▶ PROBLEM
Render every entry exactly as it appears.
START EXTRACTED DATA
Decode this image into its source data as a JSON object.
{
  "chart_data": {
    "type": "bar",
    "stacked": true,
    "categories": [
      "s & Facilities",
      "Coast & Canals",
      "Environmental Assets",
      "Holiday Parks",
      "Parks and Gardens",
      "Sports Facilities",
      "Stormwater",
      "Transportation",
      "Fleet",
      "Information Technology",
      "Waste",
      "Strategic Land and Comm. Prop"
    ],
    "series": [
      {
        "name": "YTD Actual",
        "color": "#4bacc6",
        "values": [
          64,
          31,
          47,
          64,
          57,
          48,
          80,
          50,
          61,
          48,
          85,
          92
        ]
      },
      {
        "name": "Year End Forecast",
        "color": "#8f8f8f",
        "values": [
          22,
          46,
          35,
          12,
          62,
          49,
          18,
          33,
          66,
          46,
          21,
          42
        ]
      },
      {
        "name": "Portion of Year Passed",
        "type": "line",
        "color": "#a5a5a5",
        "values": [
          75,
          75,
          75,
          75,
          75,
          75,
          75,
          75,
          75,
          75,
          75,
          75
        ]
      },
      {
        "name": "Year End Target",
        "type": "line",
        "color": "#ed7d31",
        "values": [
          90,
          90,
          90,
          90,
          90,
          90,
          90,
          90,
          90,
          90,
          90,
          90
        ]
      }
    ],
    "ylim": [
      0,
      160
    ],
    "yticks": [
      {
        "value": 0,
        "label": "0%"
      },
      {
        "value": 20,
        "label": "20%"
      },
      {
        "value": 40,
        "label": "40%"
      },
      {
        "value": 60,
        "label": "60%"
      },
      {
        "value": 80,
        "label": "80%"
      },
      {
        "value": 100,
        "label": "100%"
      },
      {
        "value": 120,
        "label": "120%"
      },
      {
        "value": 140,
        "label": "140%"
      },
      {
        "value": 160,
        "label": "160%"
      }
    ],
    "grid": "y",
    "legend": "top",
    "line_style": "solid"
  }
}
END EXTRACTED DATA
▶ FULL ANSWER
Decode this image into its source data as a JSON object.
{
  "chart_data": {
    "type": "bar",
    "stacked": true,
    "categories": [
      "s & Facilities",
      "Coast & Canals",
      "Environmental Assets",
      "Holiday Parks",
      "Parks and Gardens",
      "Sports Facilities",
      "Stormwater",
      "Transportation",
      "Fleet",
      "Information Technology",
      "Waste",
      "Strategic Land and Comm. Prop"
    ],
    "series": [
      {
        "name": "YTD Actual",
        "color": "#4bacc6",
        "values": [
          64,
          31,
          47,
          64,
          57,
          48,
          80,
          50,
          61,
          48,
          85,
          92
        ]
      },
      {
        "name": "Year End Forecast",
        "color": "#8f8f8f",
        "values": [
          22,
          46,
          35,
          12,
          62,
          49,
          18,
          33,
          66,
          46,
          21,
          42
        ]
      },
      {
        "name": "Portion of Year Passed",
        "type": "line",
        "color": "#a5a5a5",
        "values": [
          75,
          75,
          75,
          75,
          75,
          75,
          75,
          75,
          75,
          75,
          75,
          75
        ]
      },
      {
        "name": "Year End Target",
        "type": "line",
        "color": "#ed7d31",
        "values": [
          90,
          90,
          90,
          90,
          90,
          90,
          90,
          90,
          90,
          90,
          90,
          90
        ]
      }
    ],
    "ylim": [
      0,
      160
    ],
    "yticks": [
      {
        "value": 0,
        "label": "0%"
      },
      {
        "value": 20,
        "label": "20%"
      },
      {
        "value": 40,
        "label": "40%"
      },
      {
        "value": 60,
        "label": "60%"
      },
      {
        "value": 80,
        "label": "80%"
      },
      {
        "value": 100,
        "label": "100%"
      },
      {
        "value": 120,
        "label": "120%"
      },
      {
        "value": 140,
        "label": "140%"
      },
      {
        "value": 160,
        "label": "160%"
      }
    ],
    "grid": "y",
    "legend": "top",
    "line_style": "solid"
  }
}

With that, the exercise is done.